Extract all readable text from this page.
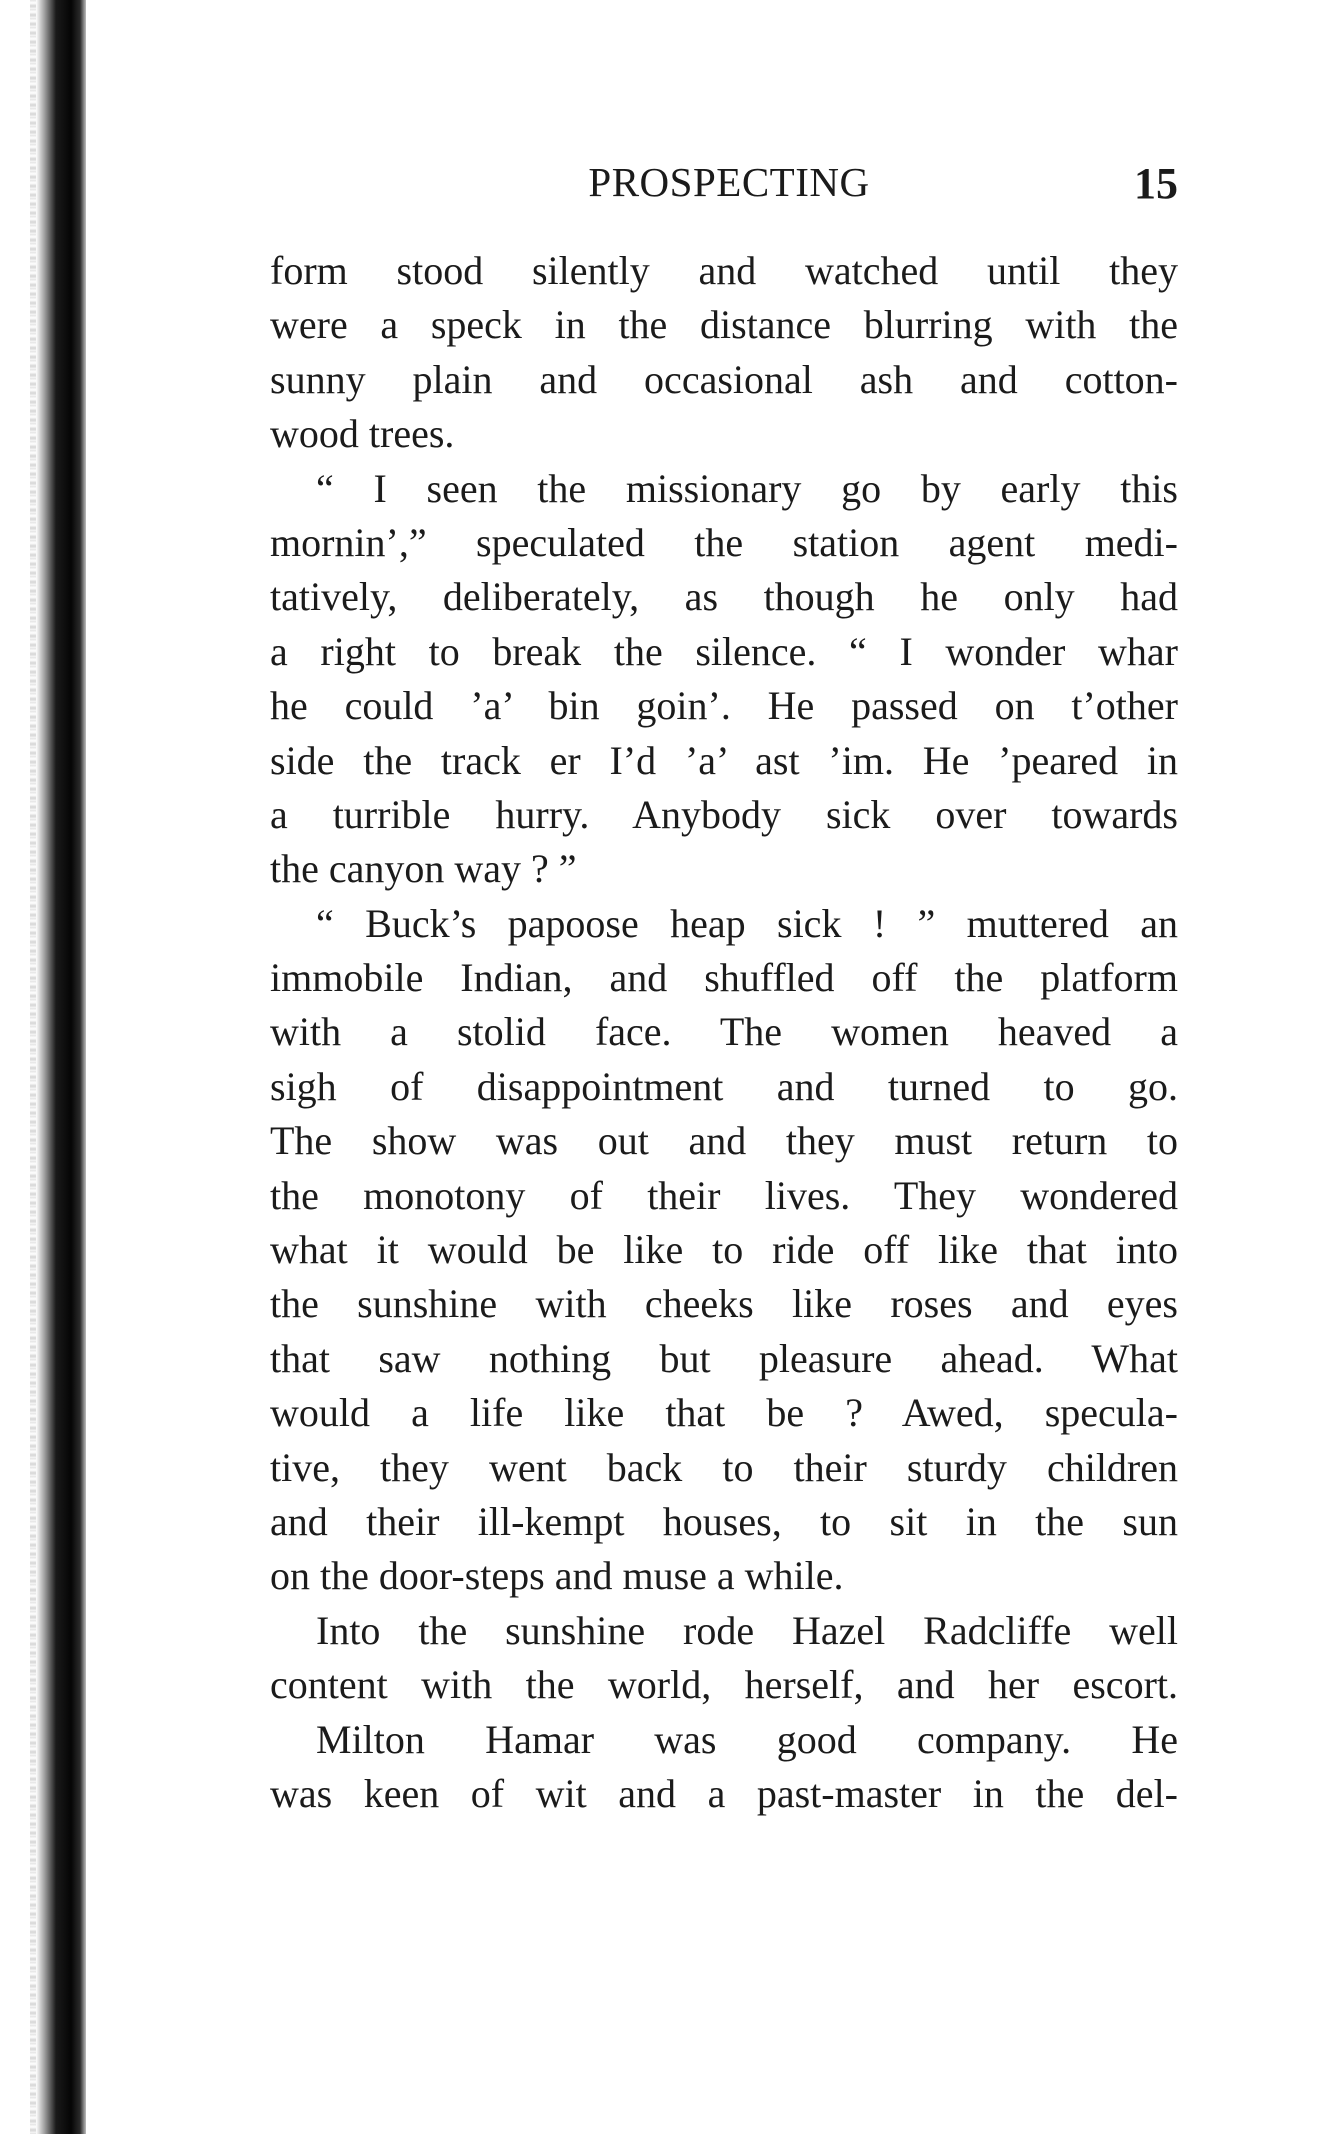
PROSPECTING	15
form stood silently and watched until they
were a speck in the distance blurring with the
sunny plain and occasional ash and cotton-
wood trees.
“ I seen the missionary go by early this
mornin’,” speculated the station agent medi-
tatively, deliberately, as though he only had
a right to break the silence. “ I wonder whar
he could ’a’ bin goin’. He passed on t’other
side the track er I’d ’a’ ast ’im. He ’peared in
a turrible hurry. Anybody sick over towards
the canyon way ? ”
“ Buck’s papoose heap sick ! ” muttered an
immobile Indian, and shuffled off the platform
with a stolid face. The women heaved a
sigh of disappointment and turned to go.
The show was out and they must return to
the monotony of their lives. They wondered
what it would be like to ride off like that into
the sunshine with cheeks like roses and eyes
that saw nothing but pleasure ahead. What
would a life like that be ? Awed, specula-
tive, they went back to their sturdy children
and their ill-kempt houses, to sit in the sun
on the door-steps and muse a while.
Into the sunshine rode Hazel Radcliffe well
content with the world, herself, and her escort.
Milton Hamar was good company. He
was keen of wit and a past-master in the del-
====
Set down every entry word for word, but omit the pictures.

Extract all readable text from this page.
PROSPECTING	15
form stood silently and watched until they
were a speck in the distance blurring with the
sunny plain and occasional ash and cotton-
wood trees.
“ I seen the missionary go by early this
mornin’,” speculated the station agent medi-
tatively, deliberately, as though he only had
a right to break the silence. “ I wonder whar
he could ’a’ bin goin’. He passed on t’other
side the track er I’d ’a’ ast ’im. He ’peared in
a turrible hurry. Anybody sick over towards
the canyon way ? ”
“ Buck’s papoose heap sick ! ” muttered an
immobile Indian, and shuffled off the platform
with a stolid face. The women heaved a
sigh of disappointment and turned to go.
The show was out and they must return to
the monotony of their lives. They wondered
what it would be like to ride off like that into
the sunshine with cheeks like roses and eyes
that saw nothing but pleasure ahead. What
would a life like that be ? Awed, specula-
tive, they went back to their sturdy children
and their ill-kempt houses, to sit in the sun
on the door-steps and muse a while.
Into the sunshine rode Hazel Radcliffe well
content with the world, herself, and her escort.
Milton Hamar was good company. He
was keen of wit and a past-master in the del-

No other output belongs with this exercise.